Transcribe the material below exactly as it appears.

==== Stored rows ====

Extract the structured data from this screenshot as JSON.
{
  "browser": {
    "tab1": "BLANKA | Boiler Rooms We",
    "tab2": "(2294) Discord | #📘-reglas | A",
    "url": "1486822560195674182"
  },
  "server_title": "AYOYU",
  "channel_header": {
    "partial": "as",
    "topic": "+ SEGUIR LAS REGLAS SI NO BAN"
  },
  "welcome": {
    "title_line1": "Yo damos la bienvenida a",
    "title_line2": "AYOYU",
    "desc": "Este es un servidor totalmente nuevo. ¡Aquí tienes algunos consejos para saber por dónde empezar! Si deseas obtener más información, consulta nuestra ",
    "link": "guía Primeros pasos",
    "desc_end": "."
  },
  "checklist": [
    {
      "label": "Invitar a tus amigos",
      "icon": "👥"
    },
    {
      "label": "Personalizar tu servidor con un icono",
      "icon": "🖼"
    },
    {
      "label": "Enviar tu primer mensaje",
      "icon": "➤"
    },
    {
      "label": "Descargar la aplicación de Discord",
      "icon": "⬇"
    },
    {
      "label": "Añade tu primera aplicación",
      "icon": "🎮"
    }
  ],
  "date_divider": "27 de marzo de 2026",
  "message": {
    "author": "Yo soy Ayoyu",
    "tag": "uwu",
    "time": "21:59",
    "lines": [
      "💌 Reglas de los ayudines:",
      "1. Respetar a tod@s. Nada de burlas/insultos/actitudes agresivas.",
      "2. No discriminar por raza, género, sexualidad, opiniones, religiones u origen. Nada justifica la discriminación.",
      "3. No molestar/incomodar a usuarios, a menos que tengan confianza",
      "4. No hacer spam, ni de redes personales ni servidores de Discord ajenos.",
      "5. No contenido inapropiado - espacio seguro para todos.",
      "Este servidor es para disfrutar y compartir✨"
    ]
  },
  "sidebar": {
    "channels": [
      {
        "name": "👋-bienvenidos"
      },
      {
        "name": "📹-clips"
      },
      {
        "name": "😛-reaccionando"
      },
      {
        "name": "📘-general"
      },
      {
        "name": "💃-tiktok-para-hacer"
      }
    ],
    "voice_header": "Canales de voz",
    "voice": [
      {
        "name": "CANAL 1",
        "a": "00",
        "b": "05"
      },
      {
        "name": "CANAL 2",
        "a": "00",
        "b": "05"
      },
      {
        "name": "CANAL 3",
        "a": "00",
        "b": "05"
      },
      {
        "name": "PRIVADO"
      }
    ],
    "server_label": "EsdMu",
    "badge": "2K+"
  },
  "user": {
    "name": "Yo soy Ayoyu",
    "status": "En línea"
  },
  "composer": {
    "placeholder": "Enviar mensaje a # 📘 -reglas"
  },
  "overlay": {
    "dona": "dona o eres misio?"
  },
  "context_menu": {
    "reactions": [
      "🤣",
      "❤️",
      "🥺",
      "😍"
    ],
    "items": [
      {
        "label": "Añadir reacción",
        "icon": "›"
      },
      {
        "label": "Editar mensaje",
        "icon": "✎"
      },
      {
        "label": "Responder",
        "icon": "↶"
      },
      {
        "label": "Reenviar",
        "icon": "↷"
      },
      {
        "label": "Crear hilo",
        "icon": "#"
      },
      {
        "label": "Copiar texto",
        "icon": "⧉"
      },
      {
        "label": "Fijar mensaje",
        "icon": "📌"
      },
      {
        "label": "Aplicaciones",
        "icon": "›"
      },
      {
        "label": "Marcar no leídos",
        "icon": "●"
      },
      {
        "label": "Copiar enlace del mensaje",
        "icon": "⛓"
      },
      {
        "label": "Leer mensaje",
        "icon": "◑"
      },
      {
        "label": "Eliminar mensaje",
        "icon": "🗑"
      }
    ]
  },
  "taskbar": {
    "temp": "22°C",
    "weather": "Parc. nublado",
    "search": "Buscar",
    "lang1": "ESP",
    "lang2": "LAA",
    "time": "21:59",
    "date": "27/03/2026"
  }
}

====

▸ Exercise output:
Extract the structured data from this screenshot as JSON.
{
  "browser": {
    "tab1": "BLANKA | Boiler Rooms We",
    "tab2": "(2294) Discord | #📘-reglas | A",
    "url": "1486822560195674182"
  },
  "server_title": "AYOYU",
  "channel_header": {
    "partial": "as",
    "topic": "+ SEGUIR LAS REGLAS SI NO BAN"
  },
  "welcome": {
    "title_line1": "Yo damos la bienvenida a",
    "title_line2": "AYOYU",
    "desc": "Este es un servidor totalmente nuevo. ¡Aquí tienes algunos consejos para saber por dónde empezar! Si deseas obtener más información, consulta nuestra ",
    "link": "guía Primeros pasos",
    "desc_end": "."
  },
  "checklist": [
    {
      "label": "Invitar a tus amigos",
      "icon": "👥"
    },
    {
      "label": "Personalizar tu servidor con un icono",
      "icon": "🖼"
    },
    {
      "label": "Enviar tu primer mensaje",
      "icon": "➤"
    },
    {
      "label": "Descargar la aplicación de Discord",
      "icon": "⬇"
    },
    {
      "label": "Añade tu primera aplicación",
      "icon": "🎮"
    }
  ],
  "date_divider": "27 de marzo de 2026",
  "message": {
    "author": "Yo soy Ayoyu",
    "tag": "uwu",
    "time": "21:59",
    "lines": [
      "💌 Reglas de los ayudines:",
      "1. Respetar a tod@s. Nada de burlas/insultos/actitudes agresivas.",
      "2. No discriminar por raza, género, sexualidad, opiniones, religiones u origen. Nada justifica la discriminación.",
      "3. No molestar/incomodar a usuarios, a menos que tengan confianza",
      "4. No hacer spam, ni de redes personales ni servidores de Discord ajenos.",
      "5. No contenido inapropiado - espacio seguro para todos.",
      "Este servidor es para disfrutar y compartir✨"
    ]
  },
  "sidebar": {
    "channels": [
      {
        "name": "👋-bienvenidos"
      },
      {
        "name": "📹-clips"
      },
      {
        "name": "😛-reaccionando"
      },
      {
        "name": "📘-general"
      },
      {
        "name": "💃-tiktok-para-hacer"
      }
    ],
    "voice_header": "Canales de voz",
    "voice": [
      {
        "name": "CANAL 1",
        "a": "00",
        "b": "05"
      },
      {
        "name": "CANAL 2",
        "a": "00",
        "b": "05"
      },
      {
        "name": "CANAL 3",
        "a": "00",
        "b": "05"
      },
      {
        "name": "PRIVADO"
      }
    ],
    "server_label": "EsdMu",
    "badge": "2K+"
  },
  "user": {
    "name": "Yo soy Ayoyu",
    "status": "En línea"
  },
  "composer": {
    "placeholder": "Enviar mensaje a # 📘 -reglas"
  },
  "overlay": {
    "dona": "dona o eres misio?"
  },
  "context_menu": {
    "reactions": [
      "🤣",
      "❤️",
      "🥺",
      "😍"
    ],
    "items": [
      {
        "label": "Añadir reacción",
        "icon": "›"
      },
      {
        "label": "Editar mensaje",
        "icon": "✎"
      },
      {
        "label": "Responder",
        "icon": "↶"
      },
      {
        "label": "Reenviar",
        "icon": "↷"
      },
      {
        "label": "Crear hilo",
        "icon": "#"
      },
      {
        "label": "Copiar texto",
        "icon": "⧉"
      },
      {
        "label": "Fijar mensaje",
        "icon": "📌"
      },
      {
        "label": "Aplicaciones",
        "icon": "›"
      },
      {
        "label": "Marcar no leídos",
        "icon": "●"
      },
      {
        "label": "Copiar enlace del mensaje",
        "icon": "⛓"
      },
      {
        "label": "Leer mensaje",
        "icon": "◑"
      },
      {
        "label": "Eliminar mensaje",
        "icon": "🗑"
      }
    ]
  },
  "taskbar": {
    "temp": "22°C",
    "weather": "Parc. nublado",
    "search": "Buscar",
    "lang1": "ESP",
    "lang2": "LAA",
    "time": "21:59",
    "date": "27/03/2026"
  }
}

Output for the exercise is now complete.